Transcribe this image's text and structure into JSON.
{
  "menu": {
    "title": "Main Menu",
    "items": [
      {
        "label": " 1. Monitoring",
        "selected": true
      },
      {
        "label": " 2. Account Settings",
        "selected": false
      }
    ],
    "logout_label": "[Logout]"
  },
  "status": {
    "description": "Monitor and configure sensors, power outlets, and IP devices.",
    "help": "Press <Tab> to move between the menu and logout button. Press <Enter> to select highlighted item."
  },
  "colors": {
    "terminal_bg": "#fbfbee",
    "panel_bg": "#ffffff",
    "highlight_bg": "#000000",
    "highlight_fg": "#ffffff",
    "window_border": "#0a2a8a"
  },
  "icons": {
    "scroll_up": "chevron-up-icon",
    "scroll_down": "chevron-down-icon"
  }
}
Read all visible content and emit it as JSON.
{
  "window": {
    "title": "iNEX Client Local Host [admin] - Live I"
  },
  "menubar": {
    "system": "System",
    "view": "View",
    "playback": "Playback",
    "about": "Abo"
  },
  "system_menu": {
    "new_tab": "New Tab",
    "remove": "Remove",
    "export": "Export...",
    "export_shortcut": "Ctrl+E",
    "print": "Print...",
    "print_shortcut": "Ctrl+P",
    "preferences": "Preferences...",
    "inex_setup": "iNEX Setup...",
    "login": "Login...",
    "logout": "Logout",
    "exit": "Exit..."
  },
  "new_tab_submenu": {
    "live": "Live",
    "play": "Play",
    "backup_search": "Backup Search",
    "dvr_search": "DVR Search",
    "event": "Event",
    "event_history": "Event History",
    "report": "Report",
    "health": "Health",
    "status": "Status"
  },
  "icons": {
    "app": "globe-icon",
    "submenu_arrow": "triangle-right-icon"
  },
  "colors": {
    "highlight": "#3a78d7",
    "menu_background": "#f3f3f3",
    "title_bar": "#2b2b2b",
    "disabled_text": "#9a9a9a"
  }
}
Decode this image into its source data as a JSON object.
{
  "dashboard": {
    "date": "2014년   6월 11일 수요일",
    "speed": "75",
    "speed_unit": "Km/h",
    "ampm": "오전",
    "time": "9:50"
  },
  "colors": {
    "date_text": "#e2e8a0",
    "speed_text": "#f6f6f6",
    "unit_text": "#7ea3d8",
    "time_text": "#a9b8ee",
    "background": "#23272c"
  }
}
══════════════════════════════
■ **WRITTEN PROBLEM**
Extract every record. Keep wording exact.

■ **FINAL RESULT**
Transcribe this image's text and structure into JSON.
{
  "menu": {
    "title": "Main Menu",
    "items": [
      {
        "label": " 1. Monitoring",
        "selected": true
      },
      {
        "label": " 2. Account Settings",
        "selected": false
      }
    ],
    "logout_label": "[Logout]"
  },
  "status": {
    "description": "Monitor and configure sensors, power outlets, and IP devices.",
    "help": "Press <Tab> to move between the menu and logout button. Press <Enter> to select highlighted item."
  },
  "colors": {
    "terminal_bg": "#fbfbee",
    "panel_bg": "#ffffff",
    "highlight_bg": "#000000",
    "highlight_fg": "#ffffff",
    "window_border": "#0a2a8a"
  },
  "icons": {
    "scroll_up": "chevron-up-icon",
    "scroll_down": "chevron-down-icon"
  }
}
Read all visible content and emit it as JSON.
{
  "window": {
    "title": "iNEX Client Local Host [admin] - Live I"
  },
  "menubar": {
    "system": "System",
    "view": "View",
    "playback": "Playback",
    "about": "Abo"
  },
  "system_menu": {
    "new_tab": "New Tab",
    "remove": "Remove",
    "export": "Export...",
    "export_shortcut": "Ctrl+E",
    "print": "Print...",
    "print_shortcut": "Ctrl+P",
    "preferences": "Preferences...",
    "inex_setup": "iNEX Setup...",
    "login": "Login...",
    "logout": "Logout",
    "exit": "Exit..."
  },
  "new_tab_submenu": {
    "live": "Live",
    "play": "Play",
    "backup_search": "Backup Search",
    "dvr_search": "DVR Search",
    "event": "Event",
    "event_history": "Event History",
    "report": "Report",
    "health": "Health",
    "status": "Status"
  },
  "icons": {
    "app": "globe-icon",
    "submenu_arrow": "triangle-right-icon"
  },
  "colors": {
    "highlight": "#3a78d7",
    "menu_background": "#f3f3f3",
    "title_bar": "#2b2b2b",
    "disabled_text": "#9a9a9a"
  }
}
Decode this image into its source data as a JSON object.
{
  "dashboard": {
    "date": "2014년   6월 11일 수요일",
    "speed": "75",
    "speed_unit": "Km/h",
    "ampm": "오전",
    "time": "9:50"
  },
  "colors": {
    "date_text": "#e2e8a0",
    "speed_text": "#f6f6f6",
    "unit_text": "#7ea3d8",
    "time_text": "#a9b8ee",
    "background": "#23272c"
  }
}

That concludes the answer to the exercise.